WHAT YOU HAVE TO DO
Restate the material word for word and leave out anything that is a picture.

DATASET ENTRIES

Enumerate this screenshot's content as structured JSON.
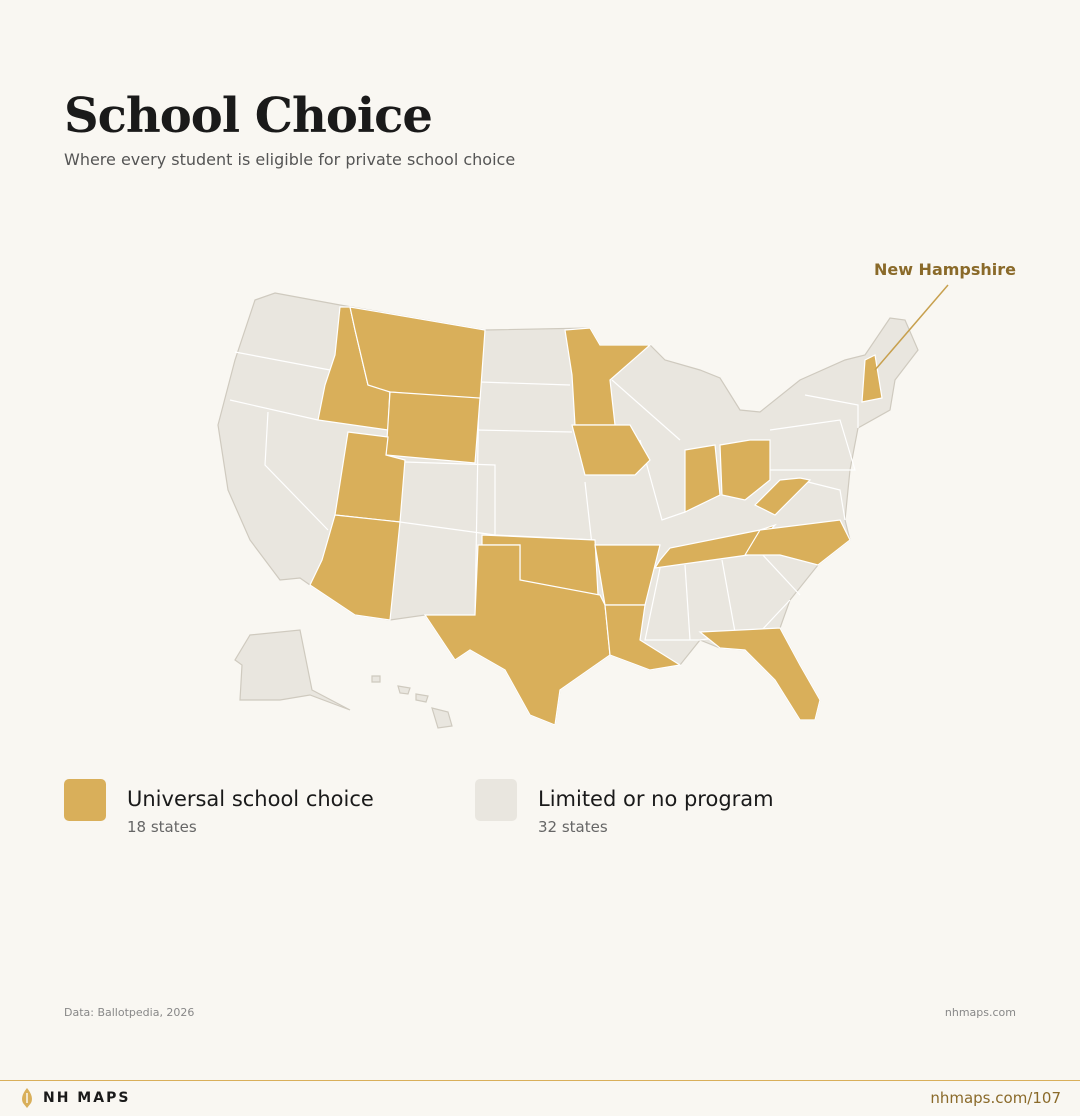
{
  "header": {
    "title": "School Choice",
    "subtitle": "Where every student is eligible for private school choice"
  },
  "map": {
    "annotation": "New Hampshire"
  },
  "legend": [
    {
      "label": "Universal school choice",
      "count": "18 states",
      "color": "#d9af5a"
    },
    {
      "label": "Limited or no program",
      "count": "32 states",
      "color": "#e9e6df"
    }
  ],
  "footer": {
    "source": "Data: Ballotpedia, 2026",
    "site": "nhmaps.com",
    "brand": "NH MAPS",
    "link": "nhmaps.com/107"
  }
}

COMPLETE RESPONSE
Enumerate this screenshot's content as structured JSON.
{
  "header": {
    "title": "School Choice",
    "subtitle": "Where every student is eligible for private school choice"
  },
  "map": {
    "annotation": "New Hampshire"
  },
  "legend": [
    {
      "label": "Universal school choice",
      "count": "18 states",
      "color": "#d9af5a"
    },
    {
      "label": "Limited or no program",
      "count": "32 states",
      "color": "#e9e6df"
    }
  ],
  "footer": {
    "source": "Data: Ballotpedia, 2026",
    "site": "nhmaps.com",
    "brand": "NH MAPS",
    "link": "nhmaps.com/107"
  }
}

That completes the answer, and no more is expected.